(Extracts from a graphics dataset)
= = = = =

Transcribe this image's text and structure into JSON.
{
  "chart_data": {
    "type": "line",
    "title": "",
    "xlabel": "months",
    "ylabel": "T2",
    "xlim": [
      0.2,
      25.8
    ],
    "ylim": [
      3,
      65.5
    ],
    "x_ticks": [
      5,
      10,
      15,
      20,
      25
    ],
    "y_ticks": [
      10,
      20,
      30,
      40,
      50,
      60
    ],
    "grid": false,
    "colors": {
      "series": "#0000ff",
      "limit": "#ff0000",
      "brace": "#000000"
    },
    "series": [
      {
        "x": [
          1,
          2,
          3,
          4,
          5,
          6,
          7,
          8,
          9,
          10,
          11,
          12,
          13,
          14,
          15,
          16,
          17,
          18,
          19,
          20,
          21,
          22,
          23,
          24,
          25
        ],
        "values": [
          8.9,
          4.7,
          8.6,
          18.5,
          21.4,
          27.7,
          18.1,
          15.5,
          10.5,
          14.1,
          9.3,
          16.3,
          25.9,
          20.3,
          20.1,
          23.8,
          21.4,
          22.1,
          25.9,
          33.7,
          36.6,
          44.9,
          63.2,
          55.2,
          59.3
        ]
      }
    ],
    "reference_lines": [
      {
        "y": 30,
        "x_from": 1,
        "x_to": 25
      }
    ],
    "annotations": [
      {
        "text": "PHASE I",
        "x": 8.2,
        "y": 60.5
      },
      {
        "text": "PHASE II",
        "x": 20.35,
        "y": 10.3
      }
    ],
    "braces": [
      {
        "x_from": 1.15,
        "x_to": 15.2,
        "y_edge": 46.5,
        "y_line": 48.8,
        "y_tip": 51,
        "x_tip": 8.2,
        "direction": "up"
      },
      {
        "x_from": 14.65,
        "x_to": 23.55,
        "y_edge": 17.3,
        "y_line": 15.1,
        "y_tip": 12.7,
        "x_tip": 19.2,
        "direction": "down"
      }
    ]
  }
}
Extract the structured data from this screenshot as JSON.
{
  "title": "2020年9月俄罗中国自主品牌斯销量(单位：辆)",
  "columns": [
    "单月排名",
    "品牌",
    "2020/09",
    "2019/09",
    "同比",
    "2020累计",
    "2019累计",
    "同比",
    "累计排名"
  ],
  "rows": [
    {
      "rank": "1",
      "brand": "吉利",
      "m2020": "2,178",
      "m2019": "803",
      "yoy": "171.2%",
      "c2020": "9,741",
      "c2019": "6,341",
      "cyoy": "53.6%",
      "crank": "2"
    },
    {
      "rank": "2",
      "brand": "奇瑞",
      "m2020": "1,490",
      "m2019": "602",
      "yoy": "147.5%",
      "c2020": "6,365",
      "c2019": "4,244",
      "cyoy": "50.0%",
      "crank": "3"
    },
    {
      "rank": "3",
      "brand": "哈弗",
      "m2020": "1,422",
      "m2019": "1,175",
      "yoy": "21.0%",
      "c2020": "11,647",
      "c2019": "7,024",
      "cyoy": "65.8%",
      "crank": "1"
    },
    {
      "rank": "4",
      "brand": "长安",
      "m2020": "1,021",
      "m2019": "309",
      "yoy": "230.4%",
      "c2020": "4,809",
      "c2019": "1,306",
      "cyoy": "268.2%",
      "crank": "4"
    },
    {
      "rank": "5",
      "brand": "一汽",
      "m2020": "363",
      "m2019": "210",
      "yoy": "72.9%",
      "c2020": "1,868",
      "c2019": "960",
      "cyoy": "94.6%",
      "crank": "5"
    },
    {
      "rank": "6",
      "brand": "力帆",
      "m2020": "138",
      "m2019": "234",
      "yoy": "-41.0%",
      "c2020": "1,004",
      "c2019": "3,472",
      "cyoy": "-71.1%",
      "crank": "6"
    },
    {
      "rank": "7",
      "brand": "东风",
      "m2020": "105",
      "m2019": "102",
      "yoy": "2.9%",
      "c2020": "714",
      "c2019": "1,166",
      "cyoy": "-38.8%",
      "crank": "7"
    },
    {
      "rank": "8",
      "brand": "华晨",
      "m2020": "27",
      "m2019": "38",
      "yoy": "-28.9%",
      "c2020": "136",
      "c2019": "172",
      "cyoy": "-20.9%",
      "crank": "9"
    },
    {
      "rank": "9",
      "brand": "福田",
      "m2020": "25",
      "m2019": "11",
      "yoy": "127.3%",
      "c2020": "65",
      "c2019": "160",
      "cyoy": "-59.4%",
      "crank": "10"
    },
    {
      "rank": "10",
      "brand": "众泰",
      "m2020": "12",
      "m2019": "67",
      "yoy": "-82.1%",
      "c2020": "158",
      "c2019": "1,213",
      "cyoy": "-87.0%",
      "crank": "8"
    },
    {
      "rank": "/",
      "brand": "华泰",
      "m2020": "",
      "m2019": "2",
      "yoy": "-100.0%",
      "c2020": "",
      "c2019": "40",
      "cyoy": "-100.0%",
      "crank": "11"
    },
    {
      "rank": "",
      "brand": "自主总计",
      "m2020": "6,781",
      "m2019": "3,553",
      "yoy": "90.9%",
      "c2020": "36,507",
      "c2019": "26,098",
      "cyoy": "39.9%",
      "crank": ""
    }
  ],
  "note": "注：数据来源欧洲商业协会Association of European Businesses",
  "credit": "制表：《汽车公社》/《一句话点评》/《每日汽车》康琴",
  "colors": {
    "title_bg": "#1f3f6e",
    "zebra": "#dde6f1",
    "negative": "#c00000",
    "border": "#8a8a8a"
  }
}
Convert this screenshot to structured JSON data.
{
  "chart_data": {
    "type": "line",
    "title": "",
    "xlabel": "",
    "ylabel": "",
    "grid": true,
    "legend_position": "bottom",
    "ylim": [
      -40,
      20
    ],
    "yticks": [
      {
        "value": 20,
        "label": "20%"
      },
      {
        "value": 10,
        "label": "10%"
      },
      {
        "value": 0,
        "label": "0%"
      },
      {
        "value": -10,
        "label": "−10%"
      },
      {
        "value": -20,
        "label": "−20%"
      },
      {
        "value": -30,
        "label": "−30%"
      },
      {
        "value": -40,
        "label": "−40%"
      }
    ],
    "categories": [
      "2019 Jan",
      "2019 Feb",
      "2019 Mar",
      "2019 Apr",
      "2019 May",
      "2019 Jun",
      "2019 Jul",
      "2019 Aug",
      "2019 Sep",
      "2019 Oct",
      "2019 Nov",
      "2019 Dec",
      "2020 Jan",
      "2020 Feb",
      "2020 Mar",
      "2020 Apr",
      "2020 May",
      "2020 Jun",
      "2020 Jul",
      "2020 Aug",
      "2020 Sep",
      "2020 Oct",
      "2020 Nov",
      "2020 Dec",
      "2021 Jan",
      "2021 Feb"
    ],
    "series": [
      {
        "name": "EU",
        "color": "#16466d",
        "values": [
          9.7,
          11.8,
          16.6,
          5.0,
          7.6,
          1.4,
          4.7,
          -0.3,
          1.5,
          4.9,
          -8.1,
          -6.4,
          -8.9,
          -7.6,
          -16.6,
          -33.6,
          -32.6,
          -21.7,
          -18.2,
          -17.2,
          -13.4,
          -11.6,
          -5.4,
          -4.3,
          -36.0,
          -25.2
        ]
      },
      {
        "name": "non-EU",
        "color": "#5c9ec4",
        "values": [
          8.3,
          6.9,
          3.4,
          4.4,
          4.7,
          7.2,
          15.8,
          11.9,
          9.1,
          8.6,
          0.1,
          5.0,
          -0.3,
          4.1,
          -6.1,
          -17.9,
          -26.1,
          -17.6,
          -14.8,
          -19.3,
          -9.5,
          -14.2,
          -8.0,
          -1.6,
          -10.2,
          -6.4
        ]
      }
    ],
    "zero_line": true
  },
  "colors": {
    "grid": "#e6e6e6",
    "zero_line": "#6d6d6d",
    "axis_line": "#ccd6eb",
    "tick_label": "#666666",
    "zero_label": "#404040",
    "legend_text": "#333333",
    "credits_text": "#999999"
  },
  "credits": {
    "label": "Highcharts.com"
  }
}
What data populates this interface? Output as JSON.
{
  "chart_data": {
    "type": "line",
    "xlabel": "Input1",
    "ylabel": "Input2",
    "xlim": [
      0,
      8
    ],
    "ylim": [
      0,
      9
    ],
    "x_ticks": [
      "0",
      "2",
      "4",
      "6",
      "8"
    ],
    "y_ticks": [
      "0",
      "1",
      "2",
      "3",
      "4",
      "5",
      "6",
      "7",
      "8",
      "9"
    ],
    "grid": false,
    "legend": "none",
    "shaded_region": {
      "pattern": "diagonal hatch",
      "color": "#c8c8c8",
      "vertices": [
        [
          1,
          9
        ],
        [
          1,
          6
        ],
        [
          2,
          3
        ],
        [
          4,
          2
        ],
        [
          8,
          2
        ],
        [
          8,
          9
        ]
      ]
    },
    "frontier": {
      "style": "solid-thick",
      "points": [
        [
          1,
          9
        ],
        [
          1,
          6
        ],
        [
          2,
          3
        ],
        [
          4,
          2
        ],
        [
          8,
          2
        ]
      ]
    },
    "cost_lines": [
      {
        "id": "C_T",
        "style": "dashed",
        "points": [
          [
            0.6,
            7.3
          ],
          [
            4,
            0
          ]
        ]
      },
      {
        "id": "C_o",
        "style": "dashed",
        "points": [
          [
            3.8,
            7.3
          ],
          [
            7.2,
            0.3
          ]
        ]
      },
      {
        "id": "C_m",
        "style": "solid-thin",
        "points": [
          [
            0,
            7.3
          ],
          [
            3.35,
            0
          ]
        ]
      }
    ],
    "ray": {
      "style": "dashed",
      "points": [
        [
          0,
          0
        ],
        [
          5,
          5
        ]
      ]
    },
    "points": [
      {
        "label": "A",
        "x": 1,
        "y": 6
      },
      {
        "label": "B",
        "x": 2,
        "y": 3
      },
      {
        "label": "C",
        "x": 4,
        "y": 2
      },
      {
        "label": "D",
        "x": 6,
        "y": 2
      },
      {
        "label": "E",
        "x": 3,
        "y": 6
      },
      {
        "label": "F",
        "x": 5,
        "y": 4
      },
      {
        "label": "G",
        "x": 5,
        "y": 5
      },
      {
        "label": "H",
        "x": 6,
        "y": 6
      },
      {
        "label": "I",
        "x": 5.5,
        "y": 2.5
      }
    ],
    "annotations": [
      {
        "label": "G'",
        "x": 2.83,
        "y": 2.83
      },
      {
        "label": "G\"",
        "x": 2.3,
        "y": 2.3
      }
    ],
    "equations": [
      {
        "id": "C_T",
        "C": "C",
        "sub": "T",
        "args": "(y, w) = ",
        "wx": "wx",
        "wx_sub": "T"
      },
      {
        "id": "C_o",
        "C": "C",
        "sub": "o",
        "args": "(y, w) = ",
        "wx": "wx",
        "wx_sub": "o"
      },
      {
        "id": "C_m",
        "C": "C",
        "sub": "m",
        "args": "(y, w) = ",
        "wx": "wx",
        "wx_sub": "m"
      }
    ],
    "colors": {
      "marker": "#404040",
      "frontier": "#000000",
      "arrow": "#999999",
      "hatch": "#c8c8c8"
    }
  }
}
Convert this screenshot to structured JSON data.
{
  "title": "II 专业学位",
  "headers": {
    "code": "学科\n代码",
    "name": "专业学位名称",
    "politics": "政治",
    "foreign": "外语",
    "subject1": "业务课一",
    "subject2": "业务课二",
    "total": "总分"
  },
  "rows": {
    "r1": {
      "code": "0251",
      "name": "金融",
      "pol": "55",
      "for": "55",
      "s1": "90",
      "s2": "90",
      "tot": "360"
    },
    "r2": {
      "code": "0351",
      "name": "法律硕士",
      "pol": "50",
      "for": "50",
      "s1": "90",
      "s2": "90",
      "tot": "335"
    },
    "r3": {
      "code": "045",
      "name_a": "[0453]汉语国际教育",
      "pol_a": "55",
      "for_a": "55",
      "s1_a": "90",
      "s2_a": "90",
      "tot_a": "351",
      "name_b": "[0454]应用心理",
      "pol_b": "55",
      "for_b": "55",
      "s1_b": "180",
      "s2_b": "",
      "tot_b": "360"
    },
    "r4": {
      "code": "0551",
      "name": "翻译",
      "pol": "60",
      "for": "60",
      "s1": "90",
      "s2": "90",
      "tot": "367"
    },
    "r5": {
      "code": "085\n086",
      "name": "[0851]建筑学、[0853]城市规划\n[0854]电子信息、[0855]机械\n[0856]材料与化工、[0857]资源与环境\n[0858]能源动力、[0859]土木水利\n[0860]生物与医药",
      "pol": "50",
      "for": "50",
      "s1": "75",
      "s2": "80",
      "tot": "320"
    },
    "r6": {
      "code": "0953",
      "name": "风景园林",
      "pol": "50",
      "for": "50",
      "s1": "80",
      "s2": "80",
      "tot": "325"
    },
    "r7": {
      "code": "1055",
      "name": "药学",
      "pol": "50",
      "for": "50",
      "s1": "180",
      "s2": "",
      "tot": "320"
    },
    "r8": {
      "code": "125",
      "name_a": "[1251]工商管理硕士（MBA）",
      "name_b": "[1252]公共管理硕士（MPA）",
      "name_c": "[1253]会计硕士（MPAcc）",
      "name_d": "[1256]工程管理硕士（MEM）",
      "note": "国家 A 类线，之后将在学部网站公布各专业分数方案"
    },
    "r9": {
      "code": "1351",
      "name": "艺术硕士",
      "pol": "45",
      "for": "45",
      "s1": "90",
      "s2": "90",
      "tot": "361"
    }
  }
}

= = = = =

◆ **WRITTEN REQUEST**: Search the data for the string "JSON". List each line that has it.

◆ **OUTPUT OF THE TASK**:
Transcribe this image's text and structure into JSON.
Extract the structured data from this screenshot as JSON.
Convert this screenshot to structured JSON data.
What data populates this interface? Output as JSON.
Convert this screenshot to structured JSON data.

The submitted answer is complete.